> WORK TO DO
Show, in full, each line of the data that contains "discapacidad".

Dataset entries:
####
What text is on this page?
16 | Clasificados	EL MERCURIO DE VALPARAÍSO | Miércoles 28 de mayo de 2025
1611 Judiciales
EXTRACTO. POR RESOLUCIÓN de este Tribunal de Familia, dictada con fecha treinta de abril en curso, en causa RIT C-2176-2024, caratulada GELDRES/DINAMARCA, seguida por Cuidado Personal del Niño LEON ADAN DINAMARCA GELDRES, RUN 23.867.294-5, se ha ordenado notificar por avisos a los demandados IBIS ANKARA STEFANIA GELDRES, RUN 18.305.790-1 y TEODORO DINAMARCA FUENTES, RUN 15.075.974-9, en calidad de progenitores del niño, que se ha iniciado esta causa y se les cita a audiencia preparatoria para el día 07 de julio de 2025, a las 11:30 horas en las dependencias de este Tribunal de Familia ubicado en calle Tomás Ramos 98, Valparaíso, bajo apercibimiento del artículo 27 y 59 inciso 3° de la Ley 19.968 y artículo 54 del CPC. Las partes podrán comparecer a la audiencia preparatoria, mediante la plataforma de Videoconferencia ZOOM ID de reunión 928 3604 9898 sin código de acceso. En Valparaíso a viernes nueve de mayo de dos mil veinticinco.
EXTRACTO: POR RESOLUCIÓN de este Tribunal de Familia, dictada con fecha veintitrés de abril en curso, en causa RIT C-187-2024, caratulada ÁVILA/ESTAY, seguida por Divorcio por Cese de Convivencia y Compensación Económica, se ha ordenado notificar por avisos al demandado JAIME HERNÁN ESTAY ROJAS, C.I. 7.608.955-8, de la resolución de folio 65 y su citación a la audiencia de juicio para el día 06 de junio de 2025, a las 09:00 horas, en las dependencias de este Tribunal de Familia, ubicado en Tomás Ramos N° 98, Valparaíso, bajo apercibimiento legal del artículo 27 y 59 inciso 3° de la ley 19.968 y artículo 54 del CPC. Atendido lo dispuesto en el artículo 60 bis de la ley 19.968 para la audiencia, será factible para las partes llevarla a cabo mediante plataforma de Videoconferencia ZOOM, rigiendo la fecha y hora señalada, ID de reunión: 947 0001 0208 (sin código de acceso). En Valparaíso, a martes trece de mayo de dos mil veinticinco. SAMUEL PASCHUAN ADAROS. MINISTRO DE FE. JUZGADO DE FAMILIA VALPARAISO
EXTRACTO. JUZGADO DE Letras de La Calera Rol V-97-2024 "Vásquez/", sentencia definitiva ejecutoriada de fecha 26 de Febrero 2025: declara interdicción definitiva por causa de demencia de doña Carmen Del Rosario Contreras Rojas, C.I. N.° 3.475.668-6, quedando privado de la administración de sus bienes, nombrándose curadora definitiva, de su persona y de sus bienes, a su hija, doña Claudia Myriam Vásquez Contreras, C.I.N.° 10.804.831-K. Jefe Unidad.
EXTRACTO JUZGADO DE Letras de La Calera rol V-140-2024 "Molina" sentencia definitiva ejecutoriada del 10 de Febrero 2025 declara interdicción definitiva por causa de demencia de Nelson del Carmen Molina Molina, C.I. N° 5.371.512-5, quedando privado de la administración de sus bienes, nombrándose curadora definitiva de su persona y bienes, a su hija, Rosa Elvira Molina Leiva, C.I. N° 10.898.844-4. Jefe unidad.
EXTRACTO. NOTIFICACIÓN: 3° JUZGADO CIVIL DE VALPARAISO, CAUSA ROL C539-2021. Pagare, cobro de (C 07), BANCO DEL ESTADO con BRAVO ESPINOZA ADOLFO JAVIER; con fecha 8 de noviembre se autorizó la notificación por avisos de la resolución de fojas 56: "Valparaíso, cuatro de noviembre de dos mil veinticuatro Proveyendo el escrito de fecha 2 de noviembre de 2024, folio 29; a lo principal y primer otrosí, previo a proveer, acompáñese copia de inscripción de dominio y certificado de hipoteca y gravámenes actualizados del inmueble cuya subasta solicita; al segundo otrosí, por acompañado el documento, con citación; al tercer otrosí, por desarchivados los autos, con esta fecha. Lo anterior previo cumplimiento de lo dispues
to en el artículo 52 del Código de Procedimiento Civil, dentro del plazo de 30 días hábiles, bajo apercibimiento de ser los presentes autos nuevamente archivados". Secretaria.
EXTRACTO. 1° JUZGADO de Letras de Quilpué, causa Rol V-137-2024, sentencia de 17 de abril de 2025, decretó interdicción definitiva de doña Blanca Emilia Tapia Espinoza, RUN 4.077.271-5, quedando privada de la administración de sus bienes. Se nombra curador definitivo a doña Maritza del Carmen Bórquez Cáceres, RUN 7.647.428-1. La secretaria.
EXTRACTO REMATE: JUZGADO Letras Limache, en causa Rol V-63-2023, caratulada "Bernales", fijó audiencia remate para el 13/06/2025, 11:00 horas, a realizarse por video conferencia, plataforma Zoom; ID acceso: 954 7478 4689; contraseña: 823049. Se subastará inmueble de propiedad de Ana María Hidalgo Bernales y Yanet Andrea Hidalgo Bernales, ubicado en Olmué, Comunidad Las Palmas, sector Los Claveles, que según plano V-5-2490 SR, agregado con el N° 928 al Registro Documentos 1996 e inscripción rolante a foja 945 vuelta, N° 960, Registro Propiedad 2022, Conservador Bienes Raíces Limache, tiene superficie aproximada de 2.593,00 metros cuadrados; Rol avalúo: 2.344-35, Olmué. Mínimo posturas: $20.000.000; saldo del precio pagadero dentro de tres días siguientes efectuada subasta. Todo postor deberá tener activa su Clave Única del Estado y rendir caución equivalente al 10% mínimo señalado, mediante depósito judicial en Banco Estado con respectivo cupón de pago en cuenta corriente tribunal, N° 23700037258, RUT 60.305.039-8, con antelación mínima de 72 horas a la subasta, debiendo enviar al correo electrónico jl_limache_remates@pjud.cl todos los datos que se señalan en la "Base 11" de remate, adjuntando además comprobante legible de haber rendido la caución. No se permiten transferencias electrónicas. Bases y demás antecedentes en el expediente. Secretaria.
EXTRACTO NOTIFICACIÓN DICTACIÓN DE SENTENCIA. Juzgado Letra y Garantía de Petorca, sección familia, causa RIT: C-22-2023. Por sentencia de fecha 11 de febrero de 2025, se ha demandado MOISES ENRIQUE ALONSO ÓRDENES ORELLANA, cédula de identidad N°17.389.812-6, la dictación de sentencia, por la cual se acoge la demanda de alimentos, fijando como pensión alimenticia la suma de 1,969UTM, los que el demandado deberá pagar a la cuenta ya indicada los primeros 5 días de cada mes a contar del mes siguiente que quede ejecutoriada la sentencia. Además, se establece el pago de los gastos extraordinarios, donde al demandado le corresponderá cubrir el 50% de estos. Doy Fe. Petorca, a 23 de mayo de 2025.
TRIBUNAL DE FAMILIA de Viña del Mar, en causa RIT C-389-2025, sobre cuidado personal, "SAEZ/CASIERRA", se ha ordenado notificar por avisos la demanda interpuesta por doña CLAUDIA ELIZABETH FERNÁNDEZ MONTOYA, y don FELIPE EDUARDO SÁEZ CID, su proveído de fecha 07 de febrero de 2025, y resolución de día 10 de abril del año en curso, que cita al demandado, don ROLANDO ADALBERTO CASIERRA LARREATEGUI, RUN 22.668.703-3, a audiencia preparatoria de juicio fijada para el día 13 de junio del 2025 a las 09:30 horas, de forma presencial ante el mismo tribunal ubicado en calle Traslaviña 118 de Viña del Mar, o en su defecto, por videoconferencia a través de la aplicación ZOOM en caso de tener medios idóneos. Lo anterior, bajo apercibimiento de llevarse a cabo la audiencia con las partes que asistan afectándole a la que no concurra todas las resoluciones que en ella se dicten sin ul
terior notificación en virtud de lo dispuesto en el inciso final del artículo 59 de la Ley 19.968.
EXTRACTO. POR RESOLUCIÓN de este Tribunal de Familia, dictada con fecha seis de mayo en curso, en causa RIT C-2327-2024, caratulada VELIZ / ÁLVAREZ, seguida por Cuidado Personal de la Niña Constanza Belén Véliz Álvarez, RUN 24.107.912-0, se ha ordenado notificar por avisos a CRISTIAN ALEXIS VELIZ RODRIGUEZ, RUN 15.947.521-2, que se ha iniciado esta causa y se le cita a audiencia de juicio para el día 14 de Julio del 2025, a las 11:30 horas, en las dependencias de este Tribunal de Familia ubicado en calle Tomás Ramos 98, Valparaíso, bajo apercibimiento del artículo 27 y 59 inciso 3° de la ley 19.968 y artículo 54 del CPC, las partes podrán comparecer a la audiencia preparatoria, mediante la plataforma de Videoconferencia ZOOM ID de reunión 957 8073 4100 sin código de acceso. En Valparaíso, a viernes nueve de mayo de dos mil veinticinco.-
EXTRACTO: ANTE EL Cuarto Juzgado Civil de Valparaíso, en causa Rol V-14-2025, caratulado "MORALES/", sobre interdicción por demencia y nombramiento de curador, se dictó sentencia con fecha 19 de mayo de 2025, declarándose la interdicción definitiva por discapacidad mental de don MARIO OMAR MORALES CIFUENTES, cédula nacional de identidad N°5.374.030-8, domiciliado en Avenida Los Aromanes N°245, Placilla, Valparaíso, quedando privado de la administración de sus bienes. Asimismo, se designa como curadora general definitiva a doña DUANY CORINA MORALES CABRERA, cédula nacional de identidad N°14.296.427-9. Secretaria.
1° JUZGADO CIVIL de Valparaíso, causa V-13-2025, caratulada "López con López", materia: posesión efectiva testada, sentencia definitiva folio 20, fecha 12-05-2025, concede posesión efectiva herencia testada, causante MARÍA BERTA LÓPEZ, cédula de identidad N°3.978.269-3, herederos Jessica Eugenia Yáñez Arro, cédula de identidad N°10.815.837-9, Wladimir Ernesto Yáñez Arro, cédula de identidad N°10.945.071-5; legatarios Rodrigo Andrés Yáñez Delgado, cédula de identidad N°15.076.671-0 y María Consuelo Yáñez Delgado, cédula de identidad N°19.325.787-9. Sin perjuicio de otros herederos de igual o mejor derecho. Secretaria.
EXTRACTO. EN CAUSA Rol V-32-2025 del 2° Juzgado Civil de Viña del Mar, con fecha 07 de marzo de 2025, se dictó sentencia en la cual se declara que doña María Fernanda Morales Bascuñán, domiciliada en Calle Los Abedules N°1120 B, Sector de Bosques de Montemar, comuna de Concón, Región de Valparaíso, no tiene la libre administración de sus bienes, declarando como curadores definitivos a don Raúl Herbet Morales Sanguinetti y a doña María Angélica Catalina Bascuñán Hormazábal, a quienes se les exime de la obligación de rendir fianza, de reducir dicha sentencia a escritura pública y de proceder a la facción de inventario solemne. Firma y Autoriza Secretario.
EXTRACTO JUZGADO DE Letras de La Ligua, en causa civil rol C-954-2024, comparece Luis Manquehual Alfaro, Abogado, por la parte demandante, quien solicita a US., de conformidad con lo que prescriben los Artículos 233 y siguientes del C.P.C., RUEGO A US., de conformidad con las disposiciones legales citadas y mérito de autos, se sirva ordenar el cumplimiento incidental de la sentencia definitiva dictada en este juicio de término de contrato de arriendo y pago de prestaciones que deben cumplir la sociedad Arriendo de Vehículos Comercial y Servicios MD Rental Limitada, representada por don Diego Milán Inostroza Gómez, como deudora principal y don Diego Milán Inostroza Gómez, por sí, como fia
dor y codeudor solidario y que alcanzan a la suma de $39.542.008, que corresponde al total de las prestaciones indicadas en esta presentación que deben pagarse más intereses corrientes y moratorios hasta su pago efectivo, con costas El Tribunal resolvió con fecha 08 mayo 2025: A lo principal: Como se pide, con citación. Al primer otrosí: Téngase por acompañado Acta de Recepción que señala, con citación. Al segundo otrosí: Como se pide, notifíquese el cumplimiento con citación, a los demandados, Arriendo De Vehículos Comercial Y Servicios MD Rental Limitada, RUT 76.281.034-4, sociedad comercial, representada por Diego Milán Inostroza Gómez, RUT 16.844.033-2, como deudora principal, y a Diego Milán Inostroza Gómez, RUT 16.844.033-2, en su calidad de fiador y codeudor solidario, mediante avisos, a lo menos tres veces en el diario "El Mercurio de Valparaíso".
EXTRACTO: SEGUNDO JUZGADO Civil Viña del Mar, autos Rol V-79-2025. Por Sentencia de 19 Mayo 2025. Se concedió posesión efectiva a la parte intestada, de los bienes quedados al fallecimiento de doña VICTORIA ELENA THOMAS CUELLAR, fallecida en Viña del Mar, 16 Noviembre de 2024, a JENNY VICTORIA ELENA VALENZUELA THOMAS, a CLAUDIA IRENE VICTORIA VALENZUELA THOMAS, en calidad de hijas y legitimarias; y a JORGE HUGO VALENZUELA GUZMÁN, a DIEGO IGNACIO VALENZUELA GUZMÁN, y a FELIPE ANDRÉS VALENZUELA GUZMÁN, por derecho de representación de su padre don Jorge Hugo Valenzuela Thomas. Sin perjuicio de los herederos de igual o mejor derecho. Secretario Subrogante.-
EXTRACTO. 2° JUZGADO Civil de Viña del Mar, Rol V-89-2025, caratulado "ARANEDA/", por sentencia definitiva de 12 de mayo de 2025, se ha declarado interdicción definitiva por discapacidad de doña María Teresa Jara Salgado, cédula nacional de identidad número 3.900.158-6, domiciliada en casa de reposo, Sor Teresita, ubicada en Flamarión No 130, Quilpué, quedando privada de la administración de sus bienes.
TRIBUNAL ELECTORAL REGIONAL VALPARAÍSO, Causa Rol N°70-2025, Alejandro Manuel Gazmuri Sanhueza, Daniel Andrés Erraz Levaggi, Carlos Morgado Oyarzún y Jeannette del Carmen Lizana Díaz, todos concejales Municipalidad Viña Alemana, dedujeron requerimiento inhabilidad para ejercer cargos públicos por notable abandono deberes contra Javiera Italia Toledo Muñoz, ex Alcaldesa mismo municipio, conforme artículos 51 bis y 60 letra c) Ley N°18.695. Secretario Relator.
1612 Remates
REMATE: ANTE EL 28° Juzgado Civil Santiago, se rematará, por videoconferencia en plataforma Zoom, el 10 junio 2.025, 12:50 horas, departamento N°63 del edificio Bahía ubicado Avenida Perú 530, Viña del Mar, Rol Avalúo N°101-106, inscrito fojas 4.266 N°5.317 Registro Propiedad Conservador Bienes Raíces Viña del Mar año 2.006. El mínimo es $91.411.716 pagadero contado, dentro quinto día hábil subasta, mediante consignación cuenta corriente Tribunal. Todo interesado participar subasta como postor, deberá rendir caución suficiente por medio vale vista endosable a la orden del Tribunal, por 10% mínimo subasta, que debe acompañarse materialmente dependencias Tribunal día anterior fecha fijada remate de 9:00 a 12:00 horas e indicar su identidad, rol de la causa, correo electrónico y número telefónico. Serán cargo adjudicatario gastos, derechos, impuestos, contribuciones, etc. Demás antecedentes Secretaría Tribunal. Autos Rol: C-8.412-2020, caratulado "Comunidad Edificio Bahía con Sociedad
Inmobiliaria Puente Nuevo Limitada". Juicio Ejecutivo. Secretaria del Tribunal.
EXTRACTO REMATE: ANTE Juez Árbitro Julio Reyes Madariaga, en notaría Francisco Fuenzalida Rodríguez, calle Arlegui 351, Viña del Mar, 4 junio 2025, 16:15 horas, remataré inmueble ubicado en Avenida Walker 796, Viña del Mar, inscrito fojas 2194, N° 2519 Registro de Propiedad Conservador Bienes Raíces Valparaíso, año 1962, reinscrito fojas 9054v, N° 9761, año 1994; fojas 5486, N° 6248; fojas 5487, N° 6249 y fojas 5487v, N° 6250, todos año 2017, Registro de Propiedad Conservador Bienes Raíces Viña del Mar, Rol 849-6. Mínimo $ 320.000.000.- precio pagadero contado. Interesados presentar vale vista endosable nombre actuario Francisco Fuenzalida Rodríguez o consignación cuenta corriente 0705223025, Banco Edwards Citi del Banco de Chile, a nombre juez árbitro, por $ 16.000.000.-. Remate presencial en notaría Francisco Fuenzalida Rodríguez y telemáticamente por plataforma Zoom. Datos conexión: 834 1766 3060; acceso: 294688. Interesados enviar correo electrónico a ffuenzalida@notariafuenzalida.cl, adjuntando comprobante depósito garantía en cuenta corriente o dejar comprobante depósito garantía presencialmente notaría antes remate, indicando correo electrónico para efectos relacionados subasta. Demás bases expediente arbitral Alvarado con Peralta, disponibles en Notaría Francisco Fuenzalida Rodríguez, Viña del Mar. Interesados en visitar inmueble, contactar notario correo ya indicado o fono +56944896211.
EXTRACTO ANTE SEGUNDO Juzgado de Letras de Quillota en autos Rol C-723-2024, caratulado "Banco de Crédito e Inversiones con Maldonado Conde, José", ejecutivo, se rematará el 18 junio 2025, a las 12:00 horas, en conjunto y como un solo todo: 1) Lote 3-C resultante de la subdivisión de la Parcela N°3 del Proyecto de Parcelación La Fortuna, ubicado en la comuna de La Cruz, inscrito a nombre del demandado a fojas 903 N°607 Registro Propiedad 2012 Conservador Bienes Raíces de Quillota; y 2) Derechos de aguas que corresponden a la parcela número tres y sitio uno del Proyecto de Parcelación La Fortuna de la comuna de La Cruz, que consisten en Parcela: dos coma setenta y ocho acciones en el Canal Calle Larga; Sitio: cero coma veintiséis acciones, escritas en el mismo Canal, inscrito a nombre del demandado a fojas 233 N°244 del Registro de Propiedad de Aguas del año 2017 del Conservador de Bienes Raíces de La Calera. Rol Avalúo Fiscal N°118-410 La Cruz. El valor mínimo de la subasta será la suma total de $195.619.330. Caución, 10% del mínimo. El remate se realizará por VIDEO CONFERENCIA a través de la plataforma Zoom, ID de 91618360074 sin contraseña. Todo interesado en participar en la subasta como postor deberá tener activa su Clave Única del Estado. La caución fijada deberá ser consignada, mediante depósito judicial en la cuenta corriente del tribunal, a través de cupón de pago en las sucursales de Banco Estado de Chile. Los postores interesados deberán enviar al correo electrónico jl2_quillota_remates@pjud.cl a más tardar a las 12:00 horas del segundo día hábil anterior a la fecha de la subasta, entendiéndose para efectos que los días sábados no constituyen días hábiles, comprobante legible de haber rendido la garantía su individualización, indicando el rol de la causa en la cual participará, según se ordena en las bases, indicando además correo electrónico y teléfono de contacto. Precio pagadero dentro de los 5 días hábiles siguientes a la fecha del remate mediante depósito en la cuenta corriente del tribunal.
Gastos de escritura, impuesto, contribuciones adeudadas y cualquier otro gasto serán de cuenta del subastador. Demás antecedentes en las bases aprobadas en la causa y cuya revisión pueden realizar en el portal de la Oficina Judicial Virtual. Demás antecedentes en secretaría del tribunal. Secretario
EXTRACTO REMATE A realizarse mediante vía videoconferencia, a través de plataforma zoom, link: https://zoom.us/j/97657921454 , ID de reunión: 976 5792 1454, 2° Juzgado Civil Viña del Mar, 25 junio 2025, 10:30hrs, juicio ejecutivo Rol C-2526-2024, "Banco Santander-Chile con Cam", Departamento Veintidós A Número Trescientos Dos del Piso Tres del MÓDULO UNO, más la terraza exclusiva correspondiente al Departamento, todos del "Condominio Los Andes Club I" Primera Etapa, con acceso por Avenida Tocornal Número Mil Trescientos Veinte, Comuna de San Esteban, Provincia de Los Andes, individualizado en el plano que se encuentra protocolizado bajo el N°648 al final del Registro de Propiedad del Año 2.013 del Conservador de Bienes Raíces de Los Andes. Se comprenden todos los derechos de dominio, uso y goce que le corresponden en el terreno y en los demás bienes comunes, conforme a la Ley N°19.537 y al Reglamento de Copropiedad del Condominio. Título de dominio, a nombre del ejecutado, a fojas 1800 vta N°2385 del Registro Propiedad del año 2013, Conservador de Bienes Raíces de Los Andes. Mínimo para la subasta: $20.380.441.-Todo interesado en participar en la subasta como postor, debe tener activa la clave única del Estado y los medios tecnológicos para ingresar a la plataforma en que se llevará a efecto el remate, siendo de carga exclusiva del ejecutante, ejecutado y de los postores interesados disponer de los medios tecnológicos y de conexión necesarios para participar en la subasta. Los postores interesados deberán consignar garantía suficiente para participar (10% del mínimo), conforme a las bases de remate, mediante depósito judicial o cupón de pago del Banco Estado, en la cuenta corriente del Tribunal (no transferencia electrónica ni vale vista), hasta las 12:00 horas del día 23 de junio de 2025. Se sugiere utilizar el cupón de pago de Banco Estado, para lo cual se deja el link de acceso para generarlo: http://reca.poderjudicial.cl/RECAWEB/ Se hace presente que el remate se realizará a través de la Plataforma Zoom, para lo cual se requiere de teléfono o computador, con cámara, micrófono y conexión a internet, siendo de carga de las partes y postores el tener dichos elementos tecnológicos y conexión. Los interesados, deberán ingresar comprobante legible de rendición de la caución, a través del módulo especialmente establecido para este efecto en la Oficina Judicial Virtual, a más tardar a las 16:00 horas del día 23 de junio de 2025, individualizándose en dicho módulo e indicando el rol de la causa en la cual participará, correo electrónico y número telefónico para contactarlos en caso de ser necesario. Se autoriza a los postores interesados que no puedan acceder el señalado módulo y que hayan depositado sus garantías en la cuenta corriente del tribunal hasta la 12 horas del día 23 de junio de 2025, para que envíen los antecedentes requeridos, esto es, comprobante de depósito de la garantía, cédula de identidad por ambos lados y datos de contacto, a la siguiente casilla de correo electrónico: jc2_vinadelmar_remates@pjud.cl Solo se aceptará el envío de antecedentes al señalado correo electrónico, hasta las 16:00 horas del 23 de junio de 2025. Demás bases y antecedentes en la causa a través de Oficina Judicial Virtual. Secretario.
####
> EXERCISE ANSWER
EXTRACTO: ANTE EL Cuarto Juzgado Civil de Valparaíso, en causa Rol V-14-2025, caratulado "MORALES/", sobre interdicción por demencia y nombramiento de curador, se dictó sentencia con fecha 19 de mayo de 2025, declarándose la interdicción definitiva por discapacidad mental de don MARIO OMAR MORALES CIFUENTES, cédula nacional de identidad N°5.374.030-8, domiciliado en Avenida Los Aromanes N°245, Placilla, Valparaíso, quedando privado de la administración de sus bienes. Asimismo, se designa como curadora general definitiva a doña DUANY CORINA MORALES CABRERA, cédula nacional de identidad N°14.296.427-9. Secretaria.
EXTRACTO. 2° JUZGADO Civil de Viña del Mar, Rol V-89-2025, caratulado "ARANEDA/", por sentencia definitiva de 12 de mayo de 2025, se ha declarado interdicción definitiva por discapacidad de doña María Teresa Jara Salgado, cédula nacional de identidad número 3.900.158-6, domiciliada en casa de reposo, Sor Teresita, ubicada en Flamarión No 130, Quilpué, quedando privada de la administración de sus bienes.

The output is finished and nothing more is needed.